# TASK OBJECTIVE:
Set down each entry from the block beneath, exactly as written.

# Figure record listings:
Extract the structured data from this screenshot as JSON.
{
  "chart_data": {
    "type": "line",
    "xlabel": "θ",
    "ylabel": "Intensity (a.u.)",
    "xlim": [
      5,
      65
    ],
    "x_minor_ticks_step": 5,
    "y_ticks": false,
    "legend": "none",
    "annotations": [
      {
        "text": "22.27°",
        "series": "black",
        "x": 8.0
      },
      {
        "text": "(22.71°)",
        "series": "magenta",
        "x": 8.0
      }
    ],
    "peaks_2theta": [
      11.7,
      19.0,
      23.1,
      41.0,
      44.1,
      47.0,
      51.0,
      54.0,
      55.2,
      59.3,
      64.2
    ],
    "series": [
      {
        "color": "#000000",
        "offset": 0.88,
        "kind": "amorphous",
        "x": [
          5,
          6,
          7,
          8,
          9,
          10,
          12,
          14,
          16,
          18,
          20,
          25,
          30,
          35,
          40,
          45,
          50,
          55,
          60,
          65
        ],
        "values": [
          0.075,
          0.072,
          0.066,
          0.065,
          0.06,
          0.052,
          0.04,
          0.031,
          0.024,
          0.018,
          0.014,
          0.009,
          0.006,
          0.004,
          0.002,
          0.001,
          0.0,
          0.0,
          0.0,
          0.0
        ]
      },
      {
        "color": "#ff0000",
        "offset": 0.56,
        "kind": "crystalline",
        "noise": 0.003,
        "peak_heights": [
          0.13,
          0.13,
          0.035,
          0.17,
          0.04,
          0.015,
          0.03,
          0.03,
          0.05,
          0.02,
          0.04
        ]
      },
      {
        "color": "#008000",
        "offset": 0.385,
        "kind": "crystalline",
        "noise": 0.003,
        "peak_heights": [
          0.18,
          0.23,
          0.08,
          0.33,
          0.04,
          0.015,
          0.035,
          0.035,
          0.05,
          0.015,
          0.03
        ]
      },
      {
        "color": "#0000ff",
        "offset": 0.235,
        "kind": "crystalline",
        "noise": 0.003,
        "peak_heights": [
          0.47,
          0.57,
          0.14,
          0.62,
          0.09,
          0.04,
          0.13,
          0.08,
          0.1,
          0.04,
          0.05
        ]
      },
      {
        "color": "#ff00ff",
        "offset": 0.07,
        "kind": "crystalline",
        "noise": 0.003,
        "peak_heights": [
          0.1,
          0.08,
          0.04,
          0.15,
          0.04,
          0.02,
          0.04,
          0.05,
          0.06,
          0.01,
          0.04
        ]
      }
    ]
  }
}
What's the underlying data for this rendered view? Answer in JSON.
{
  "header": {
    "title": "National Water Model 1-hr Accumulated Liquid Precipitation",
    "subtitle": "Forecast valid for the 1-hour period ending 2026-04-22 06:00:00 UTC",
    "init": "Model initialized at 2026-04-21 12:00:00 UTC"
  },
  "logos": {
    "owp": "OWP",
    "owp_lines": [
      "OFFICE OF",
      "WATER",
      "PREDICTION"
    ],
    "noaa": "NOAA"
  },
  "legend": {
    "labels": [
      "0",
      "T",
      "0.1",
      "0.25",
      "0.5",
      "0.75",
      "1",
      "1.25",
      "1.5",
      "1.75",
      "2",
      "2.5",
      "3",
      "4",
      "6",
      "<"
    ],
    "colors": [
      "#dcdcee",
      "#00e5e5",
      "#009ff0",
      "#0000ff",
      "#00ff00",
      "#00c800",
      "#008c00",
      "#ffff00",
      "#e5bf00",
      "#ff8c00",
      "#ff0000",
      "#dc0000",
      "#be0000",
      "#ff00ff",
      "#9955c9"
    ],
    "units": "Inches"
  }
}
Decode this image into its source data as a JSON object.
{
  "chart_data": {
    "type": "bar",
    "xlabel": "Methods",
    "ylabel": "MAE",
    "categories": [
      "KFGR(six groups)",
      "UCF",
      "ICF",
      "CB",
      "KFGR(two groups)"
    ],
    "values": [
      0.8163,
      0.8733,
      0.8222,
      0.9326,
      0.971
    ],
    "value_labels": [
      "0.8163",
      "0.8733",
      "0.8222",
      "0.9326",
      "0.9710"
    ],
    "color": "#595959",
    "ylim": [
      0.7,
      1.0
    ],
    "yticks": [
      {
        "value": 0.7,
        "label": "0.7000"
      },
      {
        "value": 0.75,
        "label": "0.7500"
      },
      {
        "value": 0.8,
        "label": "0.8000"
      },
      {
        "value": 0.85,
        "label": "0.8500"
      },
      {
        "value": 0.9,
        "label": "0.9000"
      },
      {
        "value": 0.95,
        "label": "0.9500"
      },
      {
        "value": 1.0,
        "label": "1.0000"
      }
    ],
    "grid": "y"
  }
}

# REPLY TO THE EXERCISE:
Extract the structured data from this screenshot as JSON.
{
  "chart_data": {
    "type": "line",
    "xlabel": "θ",
    "ylabel": "Intensity (a.u.)",
    "xlim": [
      5,
      65
    ],
    "x_minor_ticks_step": 5,
    "y_ticks": false,
    "legend": "none",
    "annotations": [
      {
        "text": "22.27°",
        "series": "black",
        "x": 8.0
      },
      {
        "text": "(22.71°)",
        "series": "magenta",
        "x": 8.0
      }
    ],
    "peaks_2theta": [
      11.7,
      19.0,
      23.1,
      41.0,
      44.1,
      47.0,
      51.0,
      54.0,
      55.2,
      59.3,
      64.2
    ],
    "series": [
      {
        "color": "#000000",
        "offset": 0.88,
        "kind": "amorphous",
        "x": [
          5,
          6,
          7,
          8,
          9,
          10,
          12,
          14,
          16,
          18,
          20,
          25,
          30,
          35,
          40,
          45,
          50,
          55,
          60,
          65
        ],
        "values": [
          0.075,
          0.072,
          0.066,
          0.065,
          0.06,
          0.052,
          0.04,
          0.031,
          0.024,
          0.018,
          0.014,
          0.009,
          0.006,
          0.004,
          0.002,
          0.001,
          0.0,
          0.0,
          0.0,
          0.0
        ]
      },
      {
        "color": "#ff0000",
        "offset": 0.56,
        "kind": "crystalline",
        "noise": 0.003,
        "peak_heights": [
          0.13,
          0.13,
          0.035,
          0.17,
          0.04,
          0.015,
          0.03,
          0.03,
          0.05,
          0.02,
          0.04
        ]
      },
      {
        "color": "#008000",
        "offset": 0.385,
        "kind": "crystalline",
        "noise": 0.003,
        "peak_heights": [
          0.18,
          0.23,
          0.08,
          0.33,
          0.04,
          0.015,
          0.035,
          0.035,
          0.05,
          0.015,
          0.03
        ]
      },
      {
        "color": "#0000ff",
        "offset": 0.235,
        "kind": "crystalline",
        "noise": 0.003,
        "peak_heights": [
          0.47,
          0.57,
          0.14,
          0.62,
          0.09,
          0.04,
          0.13,
          0.08,
          0.1,
          0.04,
          0.05
        ]
      },
      {
        "color": "#ff00ff",
        "offset": 0.07,
        "kind": "crystalline",
        "noise": 0.003,
        "peak_heights": [
          0.1,
          0.08,
          0.04,
          0.15,
          0.04,
          0.02,
          0.04,
          0.05,
          0.06,
          0.01,
          0.04
        ]
      }
    ]
  }
}
What's the underlying data for this rendered view? Answer in JSON.
{
  "header": {
    "title": "National Water Model 1-hr Accumulated Liquid Precipitation",
    "subtitle": "Forecast valid for the 1-hour period ending 2026-04-22 06:00:00 UTC",
    "init": "Model initialized at 2026-04-21 12:00:00 UTC"
  },
  "logos": {
    "owp": "OWP",
    "owp_lines": [
      "OFFICE OF",
      "WATER",
      "PREDICTION"
    ],
    "noaa": "NOAA"
  },
  "legend": {
    "labels": [
      "0",
      "T",
      "0.1",
      "0.25",
      "0.5",
      "0.75",
      "1",
      "1.25",
      "1.5",
      "1.75",
      "2",
      "2.5",
      "3",
      "4",
      "6",
      "<"
    ],
    "colors": [
      "#dcdcee",
      "#00e5e5",
      "#009ff0",
      "#0000ff",
      "#00ff00",
      "#00c800",
      "#008c00",
      "#ffff00",
      "#e5bf00",
      "#ff8c00",
      "#ff0000",
      "#dc0000",
      "#be0000",
      "#ff00ff",
      "#9955c9"
    ],
    "units": "Inches"
  }
}
Decode this image into its source data as a JSON object.
{
  "chart_data": {
    "type": "bar",
    "xlabel": "Methods",
    "ylabel": "MAE",
    "categories": [
      "KFGR(six groups)",
      "UCF",
      "ICF",
      "CB",
      "KFGR(two groups)"
    ],
    "values": [
      0.8163,
      0.8733,
      0.8222,
      0.9326,
      0.971
    ],
    "value_labels": [
      "0.8163",
      "0.8733",
      "0.8222",
      "0.9326",
      "0.9710"
    ],
    "color": "#595959",
    "ylim": [
      0.7,
      1.0
    ],
    "yticks": [
      {
        "value": 0.7,
        "label": "0.7000"
      },
      {
        "value": 0.75,
        "label": "0.7500"
      },
      {
        "value": 0.8,
        "label": "0.8000"
      },
      {
        "value": 0.85,
        "label": "0.8500"
      },
      {
        "value": 0.9,
        "label": "0.9000"
      },
      {
        "value": 0.95,
        "label": "0.9500"
      },
      {
        "value": 1.0,
        "label": "1.0000"
      }
    ],
    "grid": "y"
  }
}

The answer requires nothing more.